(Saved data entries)
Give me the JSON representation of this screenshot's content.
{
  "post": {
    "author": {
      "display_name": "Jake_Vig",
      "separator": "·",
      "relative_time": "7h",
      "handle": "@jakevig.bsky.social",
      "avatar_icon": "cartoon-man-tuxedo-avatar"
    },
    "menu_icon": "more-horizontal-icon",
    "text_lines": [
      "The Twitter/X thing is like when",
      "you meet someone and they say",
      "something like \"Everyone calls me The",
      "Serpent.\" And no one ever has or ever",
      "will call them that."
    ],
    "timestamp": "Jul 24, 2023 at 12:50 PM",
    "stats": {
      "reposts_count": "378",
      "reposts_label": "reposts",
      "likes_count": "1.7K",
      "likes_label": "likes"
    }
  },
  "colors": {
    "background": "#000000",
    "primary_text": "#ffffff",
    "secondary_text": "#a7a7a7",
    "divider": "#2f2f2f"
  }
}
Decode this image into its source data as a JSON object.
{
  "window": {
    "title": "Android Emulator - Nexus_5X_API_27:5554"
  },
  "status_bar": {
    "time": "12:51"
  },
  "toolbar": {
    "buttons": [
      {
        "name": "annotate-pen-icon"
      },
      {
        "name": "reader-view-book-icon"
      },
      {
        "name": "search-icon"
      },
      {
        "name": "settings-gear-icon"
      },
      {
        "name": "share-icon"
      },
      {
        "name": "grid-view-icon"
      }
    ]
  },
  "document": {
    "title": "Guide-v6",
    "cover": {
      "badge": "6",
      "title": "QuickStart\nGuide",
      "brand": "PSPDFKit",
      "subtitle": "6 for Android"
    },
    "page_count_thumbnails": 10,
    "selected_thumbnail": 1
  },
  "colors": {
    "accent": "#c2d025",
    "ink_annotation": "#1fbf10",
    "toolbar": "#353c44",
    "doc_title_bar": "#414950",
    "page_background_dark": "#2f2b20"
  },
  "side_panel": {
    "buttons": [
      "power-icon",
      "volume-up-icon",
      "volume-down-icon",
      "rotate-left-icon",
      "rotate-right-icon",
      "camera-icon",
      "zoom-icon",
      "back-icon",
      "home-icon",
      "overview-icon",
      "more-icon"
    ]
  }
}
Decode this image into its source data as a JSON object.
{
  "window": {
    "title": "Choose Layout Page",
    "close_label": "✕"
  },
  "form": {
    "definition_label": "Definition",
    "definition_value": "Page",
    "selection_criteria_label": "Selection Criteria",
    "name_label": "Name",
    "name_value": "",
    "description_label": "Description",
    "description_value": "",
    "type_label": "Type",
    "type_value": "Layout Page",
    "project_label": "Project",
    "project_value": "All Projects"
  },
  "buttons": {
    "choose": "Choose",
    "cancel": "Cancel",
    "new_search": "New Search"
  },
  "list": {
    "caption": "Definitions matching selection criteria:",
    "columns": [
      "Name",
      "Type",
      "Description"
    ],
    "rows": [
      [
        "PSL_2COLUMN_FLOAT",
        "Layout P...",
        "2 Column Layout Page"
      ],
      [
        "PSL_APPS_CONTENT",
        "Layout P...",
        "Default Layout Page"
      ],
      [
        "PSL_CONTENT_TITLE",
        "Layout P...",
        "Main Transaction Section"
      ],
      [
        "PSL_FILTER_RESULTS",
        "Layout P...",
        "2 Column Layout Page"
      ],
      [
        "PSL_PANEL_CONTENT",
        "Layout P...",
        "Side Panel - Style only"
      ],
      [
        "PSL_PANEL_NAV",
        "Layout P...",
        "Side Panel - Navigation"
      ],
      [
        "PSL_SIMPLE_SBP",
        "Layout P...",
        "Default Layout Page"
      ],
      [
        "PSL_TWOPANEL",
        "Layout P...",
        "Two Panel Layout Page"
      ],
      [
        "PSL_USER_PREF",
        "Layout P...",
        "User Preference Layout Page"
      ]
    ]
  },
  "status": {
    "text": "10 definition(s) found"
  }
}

TASK PROMPT » Extract the complete listing above, reproducing each line exactly.

RESULT FOR THIS EXERCISE »
Give me the JSON representation of this screenshot's content.
{
  "post": {
    "author": {
      "display_name": "Jake_Vig",
      "separator": "·",
      "relative_time": "7h",
      "handle": "@jakevig.bsky.social",
      "avatar_icon": "cartoon-man-tuxedo-avatar"
    },
    "menu_icon": "more-horizontal-icon",
    "text_lines": [
      "The Twitter/X thing is like when",
      "you meet someone and they say",
      "something like \"Everyone calls me The",
      "Serpent.\" And no one ever has or ever",
      "will call them that."
    ],
    "timestamp": "Jul 24, 2023 at 12:50 PM",
    "stats": {
      "reposts_count": "378",
      "reposts_label": "reposts",
      "likes_count": "1.7K",
      "likes_label": "likes"
    }
  },
  "colors": {
    "background": "#000000",
    "primary_text": "#ffffff",
    "secondary_text": "#a7a7a7",
    "divider": "#2f2f2f"
  }
}
Decode this image into its source data as a JSON object.
{
  "window": {
    "title": "Android Emulator - Nexus_5X_API_27:5554"
  },
  "status_bar": {
    "time": "12:51"
  },
  "toolbar": {
    "buttons": [
      {
        "name": "annotate-pen-icon"
      },
      {
        "name": "reader-view-book-icon"
      },
      {
        "name": "search-icon"
      },
      {
        "name": "settings-gear-icon"
      },
      {
        "name": "share-icon"
      },
      {
        "name": "grid-view-icon"
      }
    ]
  },
  "document": {
    "title": "Guide-v6",
    "cover": {
      "badge": "6",
      "title": "QuickStart\nGuide",
      "brand": "PSPDFKit",
      "subtitle": "6 for Android"
    },
    "page_count_thumbnails": 10,
    "selected_thumbnail": 1
  },
  "colors": {
    "accent": "#c2d025",
    "ink_annotation": "#1fbf10",
    "toolbar": "#353c44",
    "doc_title_bar": "#414950",
    "page_background_dark": "#2f2b20"
  },
  "side_panel": {
    "buttons": [
      "power-icon",
      "volume-up-icon",
      "volume-down-icon",
      "rotate-left-icon",
      "rotate-right-icon",
      "camera-icon",
      "zoom-icon",
      "back-icon",
      "home-icon",
      "overview-icon",
      "more-icon"
    ]
  }
}
Decode this image into its source data as a JSON object.
{
  "window": {
    "title": "Choose Layout Page",
    "close_label": "✕"
  },
  "form": {
    "definition_label": "Definition",
    "definition_value": "Page",
    "selection_criteria_label": "Selection Criteria",
    "name_label": "Name",
    "name_value": "",
    "description_label": "Description",
    "description_value": "",
    "type_label": "Type",
    "type_value": "Layout Page",
    "project_label": "Project",
    "project_value": "All Projects"
  },
  "buttons": {
    "choose": "Choose",
    "cancel": "Cancel",
    "new_search": "New Search"
  },
  "list": {
    "caption": "Definitions matching selection criteria:",
    "columns": [
      "Name",
      "Type",
      "Description"
    ],
    "rows": [
      [
        "PSL_2COLUMN_FLOAT",
        "Layout P...",
        "2 Column Layout Page"
      ],
      [
        "PSL_APPS_CONTENT",
        "Layout P...",
        "Default Layout Page"
      ],
      [
        "PSL_CONTENT_TITLE",
        "Layout P...",
        "Main Transaction Section"
      ],
      [
        "PSL_FILTER_RESULTS",
        "Layout P...",
        "2 Column Layout Page"
      ],
      [
        "PSL_PANEL_CONTENT",
        "Layout P...",
        "Side Panel - Style only"
      ],
      [
        "PSL_PANEL_NAV",
        "Layout P...",
        "Side Panel - Navigation"
      ],
      [
        "PSL_SIMPLE_SBP",
        "Layout P...",
        "Default Layout Page"
      ],
      [
        "PSL_TWOPANEL",
        "Layout P...",
        "Two Panel Layout Page"
      ],
      [
        "PSL_USER_PREF",
        "Layout P...",
        "User Preference Layout Page"
      ]
    ]
  },
  "status": {
    "text": "10 definition(s) found"
  }
}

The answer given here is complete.